-------- DATA

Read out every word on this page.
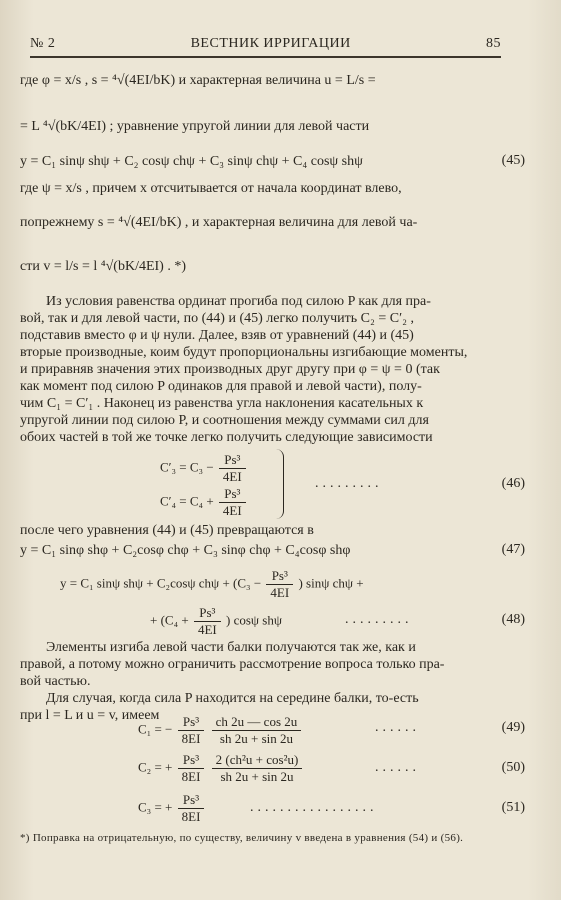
№ 2	ВЕСТНИК ИРРИГАЦИИ	85
где φ = x/s , s = ⁴√(4EI/bK) и характерная величина u = L/s =
= L ⁴√(bK/4EI) ; уравнение упругой линии для левой части
y = C₁ sinψ shψ + C₂ cosψ chψ + C₃ sinψ chψ + C₄ cosψ shψ	(45)
где ψ = x/s , причем x отсчитывается от начала координат влево,
попрежнему s = ⁴√(4EI/bK) , и характерная величина для левой ча-
сти v = l/s = l ⁴√(bK/4EI) . *)
Из условия равенства ординат прогиба под силою P как для пра-
вой, так и для левой части, по (44) и (45) легко получить C₂ = C′₂ ,
подставив вместо φ и ψ нули. Далее, взяв от уравнений (44) и (45)
вторые производные, коим будут пропорциональны изгибающие моменты,
и приравняв значения этих производных друг другу при φ = ψ = 0 (так
как момент под силою P одинаков для правой и левой части), полу-
чим C₁ = C′₁ . Наконец из равенства угла наклонения касательных к
упругой линии под силою P, и соотношения между суммами сил для
обоих частей в той же точке легко получить следующие зависимости
$C'_3 = C_3 - \frac{\text{Ps³}}{4EI}$
$C'_4 = C_4 + \frac{\text{Ps³}}{4EI}$
.........	(46)
после чего уравнения (44) и (45) превращаются в
y = C₁ sinφ shφ + C₂cosφ chφ + C₃ sinφ chφ + C₄cosφ shφ	(47)
y = C₁ sinψ shψ + C₂cosψ $ch\psi + (C_3 - \frac{\text{Ps³}}{4EI}$ ) sinψ chψ +
+ ($C_4 + \frac{\text{Ps³}}{4EI}$ ) cosψ shψ	.........	(48)
Элементы изгиба левой части балки получаются так же, как и
правой, а потому можно ограничить рассмотрение вопроса только пра-
вой частью.
Для случая, когда сила P находится на середине балки, то-есть
при l = L и u = v, имеем
C₁ = − $\frac{\text{Ps³}}{8EI}$
$\frac{ch 2u — \cos 2u}{sh 2u + \sin 2u}$	......	(49)
C₂ = + $\frac{\text{Ps³}}{8EI}$
$\frac{\text{2 (ch²u + cos²u)}}{sh 2u + \sin 2u}$	......	(50)
C₃ = + $\frac{\text{Ps³}}{8EI}$	.................	(51)
*) Поправка на отрицательную, по существу, величину v введена в уравнения (54) и (56).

----------------

TASK TO CARRY OUT:
Copy out every line in the listing where the word "правой" appears.

EXERCISE RESPONSE:
как момент под силою P одинаков для правой и левой части), полу-
правой, а потому можно ограничить рассмотрение вопроса только пра-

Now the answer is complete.